(Given information begins)

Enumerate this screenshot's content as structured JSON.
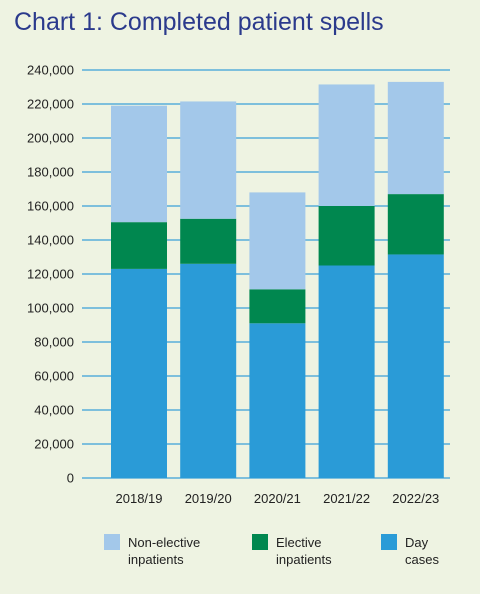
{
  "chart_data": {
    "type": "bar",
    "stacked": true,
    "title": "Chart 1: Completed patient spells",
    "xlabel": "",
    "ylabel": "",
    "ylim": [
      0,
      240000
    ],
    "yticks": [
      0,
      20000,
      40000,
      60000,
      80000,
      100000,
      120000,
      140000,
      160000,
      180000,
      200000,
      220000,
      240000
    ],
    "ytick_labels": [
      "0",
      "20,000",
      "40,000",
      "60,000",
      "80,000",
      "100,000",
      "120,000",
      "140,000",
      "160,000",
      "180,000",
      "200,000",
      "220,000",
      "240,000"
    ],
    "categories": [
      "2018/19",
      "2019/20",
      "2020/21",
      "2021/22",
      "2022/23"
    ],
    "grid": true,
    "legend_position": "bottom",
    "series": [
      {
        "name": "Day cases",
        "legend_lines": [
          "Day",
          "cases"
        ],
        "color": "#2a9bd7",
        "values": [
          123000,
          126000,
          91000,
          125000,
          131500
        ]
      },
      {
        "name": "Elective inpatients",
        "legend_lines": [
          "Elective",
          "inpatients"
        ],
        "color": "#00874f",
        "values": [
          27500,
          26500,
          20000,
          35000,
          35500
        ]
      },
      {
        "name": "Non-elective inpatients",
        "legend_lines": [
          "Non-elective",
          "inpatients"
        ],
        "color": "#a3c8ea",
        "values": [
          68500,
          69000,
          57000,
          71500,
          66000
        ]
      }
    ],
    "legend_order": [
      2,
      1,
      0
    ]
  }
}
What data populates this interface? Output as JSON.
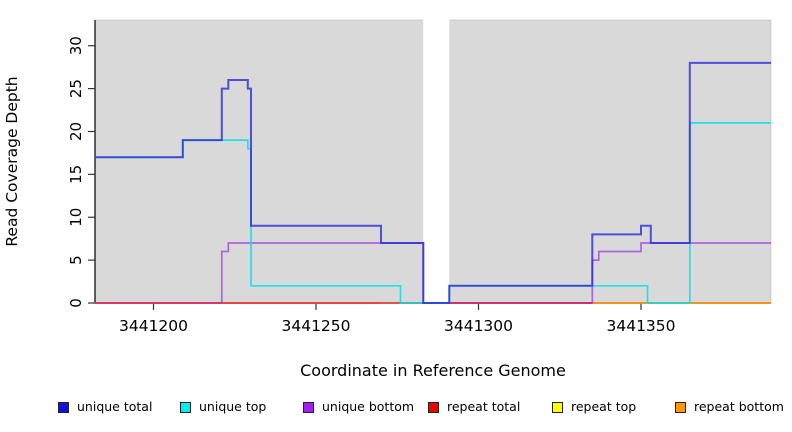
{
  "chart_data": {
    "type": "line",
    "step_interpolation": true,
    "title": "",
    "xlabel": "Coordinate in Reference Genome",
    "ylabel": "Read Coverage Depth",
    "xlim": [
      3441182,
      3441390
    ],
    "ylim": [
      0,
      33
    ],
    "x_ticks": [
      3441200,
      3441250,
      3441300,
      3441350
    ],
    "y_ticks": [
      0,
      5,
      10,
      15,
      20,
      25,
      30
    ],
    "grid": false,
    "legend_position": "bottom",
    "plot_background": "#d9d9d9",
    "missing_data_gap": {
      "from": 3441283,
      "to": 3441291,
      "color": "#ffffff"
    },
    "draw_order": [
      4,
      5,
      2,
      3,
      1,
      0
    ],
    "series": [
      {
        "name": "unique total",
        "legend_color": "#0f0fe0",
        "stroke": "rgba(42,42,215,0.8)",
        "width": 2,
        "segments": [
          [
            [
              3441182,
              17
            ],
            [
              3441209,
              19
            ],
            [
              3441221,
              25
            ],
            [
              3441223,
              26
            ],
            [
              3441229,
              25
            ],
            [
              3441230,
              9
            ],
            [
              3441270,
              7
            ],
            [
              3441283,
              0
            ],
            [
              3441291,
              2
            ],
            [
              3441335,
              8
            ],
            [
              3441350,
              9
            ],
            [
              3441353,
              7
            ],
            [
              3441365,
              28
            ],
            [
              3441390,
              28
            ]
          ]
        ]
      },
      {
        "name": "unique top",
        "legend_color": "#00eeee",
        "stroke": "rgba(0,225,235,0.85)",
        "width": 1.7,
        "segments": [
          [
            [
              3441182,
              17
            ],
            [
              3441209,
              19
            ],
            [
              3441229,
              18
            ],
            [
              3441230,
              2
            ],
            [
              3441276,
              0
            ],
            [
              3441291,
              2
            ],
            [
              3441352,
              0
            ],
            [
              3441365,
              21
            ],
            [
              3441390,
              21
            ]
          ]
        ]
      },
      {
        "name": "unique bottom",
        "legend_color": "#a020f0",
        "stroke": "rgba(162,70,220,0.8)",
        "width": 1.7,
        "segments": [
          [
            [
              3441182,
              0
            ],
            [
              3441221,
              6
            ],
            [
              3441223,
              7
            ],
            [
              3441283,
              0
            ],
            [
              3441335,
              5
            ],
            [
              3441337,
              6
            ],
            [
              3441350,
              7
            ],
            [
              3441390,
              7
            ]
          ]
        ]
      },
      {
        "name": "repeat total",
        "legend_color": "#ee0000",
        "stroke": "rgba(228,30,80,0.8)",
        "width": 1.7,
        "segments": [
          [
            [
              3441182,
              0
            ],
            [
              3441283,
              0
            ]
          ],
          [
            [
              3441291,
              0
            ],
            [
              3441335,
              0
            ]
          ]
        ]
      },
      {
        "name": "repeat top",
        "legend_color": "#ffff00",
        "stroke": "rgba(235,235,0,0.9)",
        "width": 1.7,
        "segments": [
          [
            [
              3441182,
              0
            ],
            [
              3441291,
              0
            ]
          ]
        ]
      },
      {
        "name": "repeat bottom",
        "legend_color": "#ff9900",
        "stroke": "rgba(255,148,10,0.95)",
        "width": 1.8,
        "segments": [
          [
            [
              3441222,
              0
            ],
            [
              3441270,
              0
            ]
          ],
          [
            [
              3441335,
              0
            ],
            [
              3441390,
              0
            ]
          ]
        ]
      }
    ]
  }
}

(Given information ends)

## Work instructions
Please transcribe every entry above exactly, leaving out any pictures.

## Your solution
Enumerate this screenshot's content as structured JSON.
{
  "chart_data": {
    "type": "bar",
    "stacked": true,
    "title": "Chart 1: Completed patient spells",
    "xlabel": "",
    "ylabel": "",
    "ylim": [
      0,
      240000
    ],
    "yticks": [
      0,
      20000,
      40000,
      60000,
      80000,
      100000,
      120000,
      140000,
      160000,
      180000,
      200000,
      220000,
      240000
    ],
    "ytick_labels": [
      "0",
      "20,000",
      "40,000",
      "60,000",
      "80,000",
      "100,000",
      "120,000",
      "140,000",
      "160,000",
      "180,000",
      "200,000",
      "220,000",
      "240,000"
    ],
    "categories": [
      "2018/19",
      "2019/20",
      "2020/21",
      "2021/22",
      "2022/23"
    ],
    "grid": true,
    "legend_position": "bottom",
    "series": [
      {
        "name": "Day cases",
        "legend_lines": [
          "Day",
          "cases"
        ],
        "color": "#2a9bd7",
        "values": [
          123000,
          126000,
          91000,
          125000,
          131500
        ]
      },
      {
        "name": "Elective inpatients",
        "legend_lines": [
          "Elective",
          "inpatients"
        ],
        "color": "#00874f",
        "values": [
          27500,
          26500,
          20000,
          35000,
          35500
        ]
      },
      {
        "name": "Non-elective inpatients",
        "legend_lines": [
          "Non-elective",
          "inpatients"
        ],
        "color": "#a3c8ea",
        "values": [
          68500,
          69000,
          57000,
          71500,
          66000
        ]
      }
    ],
    "legend_order": [
      2,
      1,
      0
    ]
  }
}
What data populates this interface? Output as JSON.
{
  "chart_data": {
    "type": "line",
    "step_interpolation": true,
    "title": "",
    "xlabel": "Coordinate in Reference Genome",
    "ylabel": "Read Coverage Depth",
    "xlim": [
      3441182,
      3441390
    ],
    "ylim": [
      0,
      33
    ],
    "x_ticks": [
      3441200,
      3441250,
      3441300,
      3441350
    ],
    "y_ticks": [
      0,
      5,
      10,
      15,
      20,
      25,
      30
    ],
    "grid": false,
    "legend_position": "bottom",
    "plot_background": "#d9d9d9",
    "missing_data_gap": {
      "from": 3441283,
      "to": 3441291,
      "color": "#ffffff"
    },
    "draw_order": [
      4,
      5,
      2,
      3,
      1,
      0
    ],
    "series": [
      {
        "name": "unique total",
        "legend_color": "#0f0fe0",
        "stroke": "rgba(42,42,215,0.8)",
        "width": 2,
        "segments": [
          [
            [
              3441182,
              17
            ],
            [
              3441209,
              19
            ],
            [
              3441221,
              25
            ],
            [
              3441223,
              26
            ],
            [
              3441229,
              25
            ],
            [
              3441230,
              9
            ],
            [
              3441270,
              7
            ],
            [
              3441283,
              0
            ],
            [
              3441291,
              2
            ],
            [
              3441335,
              8
            ],
            [
              3441350,
              9
            ],
            [
              3441353,
              7
            ],
            [
              3441365,
              28
            ],
            [
              3441390,
              28
            ]
          ]
        ]
      },
      {
        "name": "unique top",
        "legend_color": "#00eeee",
        "stroke": "rgba(0,225,235,0.85)",
        "width": 1.7,
        "segments": [
          [
            [
              3441182,
              17
            ],
            [
              3441209,
              19
            ],
            [
              3441229,
              18
            ],
            [
              3441230,
              2
            ],
            [
              3441276,
              0
            ],
            [
              3441291,
              2
            ],
            [
              3441352,
              0
            ],
            [
              3441365,
              21
            ],
            [
              3441390,
              21
            ]
          ]
        ]
      },
      {
        "name": "unique bottom",
        "legend_color": "#a020f0",
        "stroke": "rgba(162,70,220,0.8)",
        "width": 1.7,
        "segments": [
          [
            [
              3441182,
              0
            ],
            [
              3441221,
              6
            ],
            [
              3441223,
              7
            ],
            [
              3441283,
              0
            ],
            [
              3441335,
              5
            ],
            [
              3441337,
              6
            ],
            [
              3441350,
              7
            ],
            [
              3441390,
              7
            ]
          ]
        ]
      },
      {
        "name": "repeat total",
        "legend_color": "#ee0000",
        "stroke": "rgba(228,30,80,0.8)",
        "width": 1.7,
        "segments": [
          [
            [
              3441182,
              0
            ],
            [
              3441283,
              0
            ]
          ],
          [
            [
              3441291,
              0
            ],
            [
              3441335,
              0
            ]
          ]
        ]
      },
      {
        "name": "repeat top",
        "legend_color": "#ffff00",
        "stroke": "rgba(235,235,0,0.9)",
        "width": 1.7,
        "segments": [
          [
            [
              3441182,
              0
            ],
            [
              3441291,
              0
            ]
          ]
        ]
      },
      {
        "name": "repeat bottom",
        "legend_color": "#ff9900",
        "stroke": "rgba(255,148,10,0.95)",
        "width": 1.8,
        "segments": [
          [
            [
              3441222,
              0
            ],
            [
              3441270,
              0
            ]
          ],
          [
            [
              3441335,
              0
            ],
            [
              3441390,
              0
            ]
          ]
        ]
      }
    ]
  }
}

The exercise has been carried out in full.